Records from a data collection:
::::

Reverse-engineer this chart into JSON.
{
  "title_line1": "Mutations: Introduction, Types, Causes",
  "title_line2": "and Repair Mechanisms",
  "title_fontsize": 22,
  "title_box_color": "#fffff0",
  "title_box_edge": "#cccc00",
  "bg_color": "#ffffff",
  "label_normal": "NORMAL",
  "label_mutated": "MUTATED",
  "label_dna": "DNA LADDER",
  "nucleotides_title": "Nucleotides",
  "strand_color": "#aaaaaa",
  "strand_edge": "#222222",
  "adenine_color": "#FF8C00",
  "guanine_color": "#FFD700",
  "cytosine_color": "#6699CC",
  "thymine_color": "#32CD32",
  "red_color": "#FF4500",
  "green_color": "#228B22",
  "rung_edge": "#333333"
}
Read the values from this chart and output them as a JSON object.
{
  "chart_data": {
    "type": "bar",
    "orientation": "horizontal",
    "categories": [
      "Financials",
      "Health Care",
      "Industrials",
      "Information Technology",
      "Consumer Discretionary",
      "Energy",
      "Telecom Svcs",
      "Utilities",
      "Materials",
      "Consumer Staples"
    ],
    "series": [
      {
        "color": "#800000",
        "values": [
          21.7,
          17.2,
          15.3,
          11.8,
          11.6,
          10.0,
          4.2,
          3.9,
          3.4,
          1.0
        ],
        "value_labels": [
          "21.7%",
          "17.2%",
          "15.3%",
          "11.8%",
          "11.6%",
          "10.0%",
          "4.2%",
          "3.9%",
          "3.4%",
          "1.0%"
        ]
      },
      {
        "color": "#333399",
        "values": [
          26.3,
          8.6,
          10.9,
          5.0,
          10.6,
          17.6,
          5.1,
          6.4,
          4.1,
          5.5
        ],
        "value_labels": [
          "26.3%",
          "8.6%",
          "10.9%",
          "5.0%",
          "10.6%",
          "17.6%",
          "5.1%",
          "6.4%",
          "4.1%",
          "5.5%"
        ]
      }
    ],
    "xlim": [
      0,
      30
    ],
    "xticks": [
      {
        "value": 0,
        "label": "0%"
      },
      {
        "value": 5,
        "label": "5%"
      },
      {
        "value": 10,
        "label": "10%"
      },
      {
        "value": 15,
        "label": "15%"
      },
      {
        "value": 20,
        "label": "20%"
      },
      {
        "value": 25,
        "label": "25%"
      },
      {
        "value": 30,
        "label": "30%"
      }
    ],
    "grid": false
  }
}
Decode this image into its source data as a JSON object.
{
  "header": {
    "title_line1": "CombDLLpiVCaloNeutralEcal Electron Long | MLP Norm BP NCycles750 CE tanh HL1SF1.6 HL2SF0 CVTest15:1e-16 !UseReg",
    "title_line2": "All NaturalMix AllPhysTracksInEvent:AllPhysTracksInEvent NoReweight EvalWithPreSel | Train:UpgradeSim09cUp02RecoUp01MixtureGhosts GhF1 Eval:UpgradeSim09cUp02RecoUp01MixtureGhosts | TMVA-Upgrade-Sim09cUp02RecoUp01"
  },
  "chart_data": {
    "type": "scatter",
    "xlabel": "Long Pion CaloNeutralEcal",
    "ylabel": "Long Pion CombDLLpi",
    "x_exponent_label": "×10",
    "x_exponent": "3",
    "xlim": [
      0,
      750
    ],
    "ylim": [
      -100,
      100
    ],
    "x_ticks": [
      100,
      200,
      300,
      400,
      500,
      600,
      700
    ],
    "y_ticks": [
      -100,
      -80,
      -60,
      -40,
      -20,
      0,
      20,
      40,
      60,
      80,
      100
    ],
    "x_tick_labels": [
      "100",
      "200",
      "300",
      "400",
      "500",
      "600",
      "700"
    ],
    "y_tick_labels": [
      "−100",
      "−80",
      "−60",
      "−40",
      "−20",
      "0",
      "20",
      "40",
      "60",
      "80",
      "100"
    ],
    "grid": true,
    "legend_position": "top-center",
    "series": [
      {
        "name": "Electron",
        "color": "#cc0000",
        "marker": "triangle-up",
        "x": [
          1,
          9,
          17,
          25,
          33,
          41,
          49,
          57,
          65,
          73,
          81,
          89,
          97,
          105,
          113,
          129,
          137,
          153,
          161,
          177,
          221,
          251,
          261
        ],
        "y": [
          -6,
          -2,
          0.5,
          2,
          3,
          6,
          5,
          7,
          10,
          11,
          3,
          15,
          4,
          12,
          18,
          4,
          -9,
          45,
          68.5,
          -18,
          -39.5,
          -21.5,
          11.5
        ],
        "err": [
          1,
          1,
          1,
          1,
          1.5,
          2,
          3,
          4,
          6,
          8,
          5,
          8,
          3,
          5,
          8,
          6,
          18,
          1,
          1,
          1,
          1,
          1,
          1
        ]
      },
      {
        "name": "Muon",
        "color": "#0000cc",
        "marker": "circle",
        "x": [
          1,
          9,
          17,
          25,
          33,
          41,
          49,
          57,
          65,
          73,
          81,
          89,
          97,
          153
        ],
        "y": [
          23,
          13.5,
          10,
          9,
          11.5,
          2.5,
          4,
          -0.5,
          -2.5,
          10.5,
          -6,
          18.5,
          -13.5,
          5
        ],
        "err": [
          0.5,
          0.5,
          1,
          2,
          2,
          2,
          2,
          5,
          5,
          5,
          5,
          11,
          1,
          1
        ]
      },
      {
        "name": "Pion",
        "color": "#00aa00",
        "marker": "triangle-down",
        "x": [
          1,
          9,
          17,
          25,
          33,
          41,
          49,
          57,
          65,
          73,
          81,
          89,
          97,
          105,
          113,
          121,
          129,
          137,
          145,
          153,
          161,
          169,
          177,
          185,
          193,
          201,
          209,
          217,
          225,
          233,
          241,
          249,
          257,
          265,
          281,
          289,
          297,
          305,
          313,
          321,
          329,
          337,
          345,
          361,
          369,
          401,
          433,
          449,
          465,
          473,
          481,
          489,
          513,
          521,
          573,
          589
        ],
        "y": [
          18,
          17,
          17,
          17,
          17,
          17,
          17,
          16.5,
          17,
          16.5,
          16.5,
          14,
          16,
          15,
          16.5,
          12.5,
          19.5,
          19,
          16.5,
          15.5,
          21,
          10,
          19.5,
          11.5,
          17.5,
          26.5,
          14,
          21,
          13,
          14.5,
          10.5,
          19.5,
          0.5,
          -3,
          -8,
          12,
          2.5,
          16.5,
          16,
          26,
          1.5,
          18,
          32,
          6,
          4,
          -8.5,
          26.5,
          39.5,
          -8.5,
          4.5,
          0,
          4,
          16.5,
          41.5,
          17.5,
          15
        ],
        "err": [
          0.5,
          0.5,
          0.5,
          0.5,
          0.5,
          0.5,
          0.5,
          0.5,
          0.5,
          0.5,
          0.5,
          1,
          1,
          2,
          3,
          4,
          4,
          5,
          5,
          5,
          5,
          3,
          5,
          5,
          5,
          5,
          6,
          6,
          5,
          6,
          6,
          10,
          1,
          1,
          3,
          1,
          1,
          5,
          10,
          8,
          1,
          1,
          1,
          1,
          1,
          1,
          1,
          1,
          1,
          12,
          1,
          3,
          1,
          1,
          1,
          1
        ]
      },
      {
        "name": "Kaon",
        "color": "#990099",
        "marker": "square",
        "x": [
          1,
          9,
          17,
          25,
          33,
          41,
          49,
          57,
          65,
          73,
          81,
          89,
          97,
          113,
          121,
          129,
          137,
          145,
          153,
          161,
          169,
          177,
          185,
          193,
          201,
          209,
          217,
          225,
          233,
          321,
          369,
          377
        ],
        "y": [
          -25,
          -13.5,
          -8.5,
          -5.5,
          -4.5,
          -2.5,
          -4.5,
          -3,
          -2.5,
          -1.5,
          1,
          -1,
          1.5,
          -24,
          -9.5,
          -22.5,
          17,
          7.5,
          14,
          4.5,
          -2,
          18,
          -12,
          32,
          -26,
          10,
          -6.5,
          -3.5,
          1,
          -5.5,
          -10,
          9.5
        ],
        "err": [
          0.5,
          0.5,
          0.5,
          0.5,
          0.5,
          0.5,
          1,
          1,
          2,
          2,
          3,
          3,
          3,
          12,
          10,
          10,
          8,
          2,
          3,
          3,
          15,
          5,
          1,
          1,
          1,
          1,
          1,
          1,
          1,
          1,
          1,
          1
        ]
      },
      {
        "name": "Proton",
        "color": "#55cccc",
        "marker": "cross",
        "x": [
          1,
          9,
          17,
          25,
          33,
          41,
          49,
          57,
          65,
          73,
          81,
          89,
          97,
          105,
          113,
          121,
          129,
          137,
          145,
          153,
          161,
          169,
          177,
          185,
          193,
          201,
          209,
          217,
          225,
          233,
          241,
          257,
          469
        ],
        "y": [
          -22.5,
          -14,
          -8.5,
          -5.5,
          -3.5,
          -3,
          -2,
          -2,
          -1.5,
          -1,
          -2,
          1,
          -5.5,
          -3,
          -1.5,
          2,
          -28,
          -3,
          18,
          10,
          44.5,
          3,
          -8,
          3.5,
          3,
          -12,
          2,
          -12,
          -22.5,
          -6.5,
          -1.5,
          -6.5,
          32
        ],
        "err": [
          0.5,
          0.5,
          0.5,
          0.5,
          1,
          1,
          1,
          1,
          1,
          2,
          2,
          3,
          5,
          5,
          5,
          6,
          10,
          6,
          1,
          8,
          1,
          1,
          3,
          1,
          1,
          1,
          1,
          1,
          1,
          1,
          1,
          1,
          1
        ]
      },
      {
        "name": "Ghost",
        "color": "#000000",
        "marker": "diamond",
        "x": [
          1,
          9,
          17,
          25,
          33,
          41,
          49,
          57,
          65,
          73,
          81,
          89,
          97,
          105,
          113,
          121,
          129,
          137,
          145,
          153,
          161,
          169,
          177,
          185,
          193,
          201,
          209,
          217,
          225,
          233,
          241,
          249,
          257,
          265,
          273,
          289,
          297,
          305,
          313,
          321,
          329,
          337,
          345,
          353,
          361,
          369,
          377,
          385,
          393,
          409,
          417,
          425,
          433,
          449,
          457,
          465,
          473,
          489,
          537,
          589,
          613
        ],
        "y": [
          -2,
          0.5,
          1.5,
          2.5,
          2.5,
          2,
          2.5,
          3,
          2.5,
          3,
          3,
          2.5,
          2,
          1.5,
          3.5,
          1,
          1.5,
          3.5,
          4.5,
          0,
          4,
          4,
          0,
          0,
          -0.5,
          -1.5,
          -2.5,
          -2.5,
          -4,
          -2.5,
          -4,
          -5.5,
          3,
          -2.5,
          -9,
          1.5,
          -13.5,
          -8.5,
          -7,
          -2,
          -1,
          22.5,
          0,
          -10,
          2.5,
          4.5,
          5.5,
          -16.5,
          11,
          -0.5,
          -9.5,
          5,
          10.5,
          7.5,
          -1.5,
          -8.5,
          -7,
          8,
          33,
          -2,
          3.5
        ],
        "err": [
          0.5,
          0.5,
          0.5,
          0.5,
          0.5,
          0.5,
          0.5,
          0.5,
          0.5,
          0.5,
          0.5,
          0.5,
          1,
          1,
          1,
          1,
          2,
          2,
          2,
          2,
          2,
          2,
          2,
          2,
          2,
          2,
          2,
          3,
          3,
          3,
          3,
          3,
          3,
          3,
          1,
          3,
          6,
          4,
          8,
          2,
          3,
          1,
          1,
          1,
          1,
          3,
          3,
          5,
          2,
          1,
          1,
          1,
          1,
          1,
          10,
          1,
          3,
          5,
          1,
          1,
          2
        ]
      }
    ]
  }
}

::::

> [WHAT YOU HAVE TO DO] Search the data for "triangle". Copy every line that has it.

> [REPLY TO THE EXERCISE]
        "marker": "triangle-up",
        "marker": "triangle-down",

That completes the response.